=== Stated goal ===
Transcribe each record exactly. Include every one.

=== Supplied data ===
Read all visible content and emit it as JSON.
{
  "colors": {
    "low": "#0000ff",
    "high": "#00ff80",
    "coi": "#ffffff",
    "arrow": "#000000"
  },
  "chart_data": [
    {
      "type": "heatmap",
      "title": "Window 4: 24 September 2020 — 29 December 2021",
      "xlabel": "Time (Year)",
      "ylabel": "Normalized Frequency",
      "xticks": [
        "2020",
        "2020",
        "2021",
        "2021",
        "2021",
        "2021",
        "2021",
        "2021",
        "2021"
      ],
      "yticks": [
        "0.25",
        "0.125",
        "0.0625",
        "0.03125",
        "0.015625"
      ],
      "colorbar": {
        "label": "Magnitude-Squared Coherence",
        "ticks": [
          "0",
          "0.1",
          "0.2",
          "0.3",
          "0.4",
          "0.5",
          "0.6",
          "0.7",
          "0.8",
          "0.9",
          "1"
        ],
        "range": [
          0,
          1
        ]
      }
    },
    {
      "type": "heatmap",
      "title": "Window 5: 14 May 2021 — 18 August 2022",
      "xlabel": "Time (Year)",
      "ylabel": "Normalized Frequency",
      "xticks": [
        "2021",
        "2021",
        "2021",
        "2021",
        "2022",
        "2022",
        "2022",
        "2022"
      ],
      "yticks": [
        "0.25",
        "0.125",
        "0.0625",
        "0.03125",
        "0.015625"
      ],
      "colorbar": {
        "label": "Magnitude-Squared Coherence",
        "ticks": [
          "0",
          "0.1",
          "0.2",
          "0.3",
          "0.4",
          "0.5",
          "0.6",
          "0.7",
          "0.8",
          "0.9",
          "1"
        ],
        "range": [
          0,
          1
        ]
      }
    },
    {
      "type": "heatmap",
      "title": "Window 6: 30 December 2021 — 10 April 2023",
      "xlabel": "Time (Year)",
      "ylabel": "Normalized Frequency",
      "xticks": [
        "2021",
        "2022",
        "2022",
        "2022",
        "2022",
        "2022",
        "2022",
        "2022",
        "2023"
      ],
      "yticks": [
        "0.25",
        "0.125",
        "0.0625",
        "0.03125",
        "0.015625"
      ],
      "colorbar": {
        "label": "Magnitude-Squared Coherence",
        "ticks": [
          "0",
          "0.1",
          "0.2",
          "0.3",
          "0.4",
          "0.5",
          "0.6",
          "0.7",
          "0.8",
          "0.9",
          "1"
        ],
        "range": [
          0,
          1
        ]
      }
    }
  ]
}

=== Output for this task ===
Read all visible content and emit it as JSON.
{
  "colors": {
    "low": "#0000ff",
    "high": "#00ff80",
    "coi": "#ffffff",
    "arrow": "#000000"
  },
  "chart_data": [
    {
      "type": "heatmap",
      "title": "Window 4: 24 September 2020 — 29 December 2021",
      "xlabel": "Time (Year)",
      "ylabel": "Normalized Frequency",
      "xticks": [
        "2020",
        "2020",
        "2021",
        "2021",
        "2021",
        "2021",
        "2021",
        "2021",
        "2021"
      ],
      "yticks": [
        "0.25",
        "0.125",
        "0.0625",
        "0.03125",
        "0.015625"
      ],
      "colorbar": {
        "label": "Magnitude-Squared Coherence",
        "ticks": [
          "0",
          "0.1",
          "0.2",
          "0.3",
          "0.4",
          "0.5",
          "0.6",
          "0.7",
          "0.8",
          "0.9",
          "1"
        ],
        "range": [
          0,
          1
        ]
      }
    },
    {
      "type": "heatmap",
      "title": "Window 5: 14 May 2021 — 18 August 2022",
      "xlabel": "Time (Year)",
      "ylabel": "Normalized Frequency",
      "xticks": [
        "2021",
        "2021",
        "2021",
        "2021",
        "2022",
        "2022",
        "2022",
        "2022"
      ],
      "yticks": [
        "0.25",
        "0.125",
        "0.0625",
        "0.03125",
        "0.015625"
      ],
      "colorbar": {
        "label": "Magnitude-Squared Coherence",
        "ticks": [
          "0",
          "0.1",
          "0.2",
          "0.3",
          "0.4",
          "0.5",
          "0.6",
          "0.7",
          "0.8",
          "0.9",
          "1"
        ],
        "range": [
          0,
          1
        ]
      }
    },
    {
      "type": "heatmap",
      "title": "Window 6: 30 December 2021 — 10 April 2023",
      "xlabel": "Time (Year)",
      "ylabel": "Normalized Frequency",
      "xticks": [
        "2021",
        "2022",
        "2022",
        "2022",
        "2022",
        "2022",
        "2022",
        "2022",
        "2023"
      ],
      "yticks": [
        "0.25",
        "0.125",
        "0.0625",
        "0.03125",
        "0.015625"
      ],
      "colorbar": {
        "label": "Magnitude-Squared Coherence",
        "ticks": [
          "0",
          "0.1",
          "0.2",
          "0.3",
          "0.4",
          "0.5",
          "0.6",
          "0.7",
          "0.8",
          "0.9",
          "1"
        ],
        "range": [
          0,
          1
        ]
      }
    }
  ]
}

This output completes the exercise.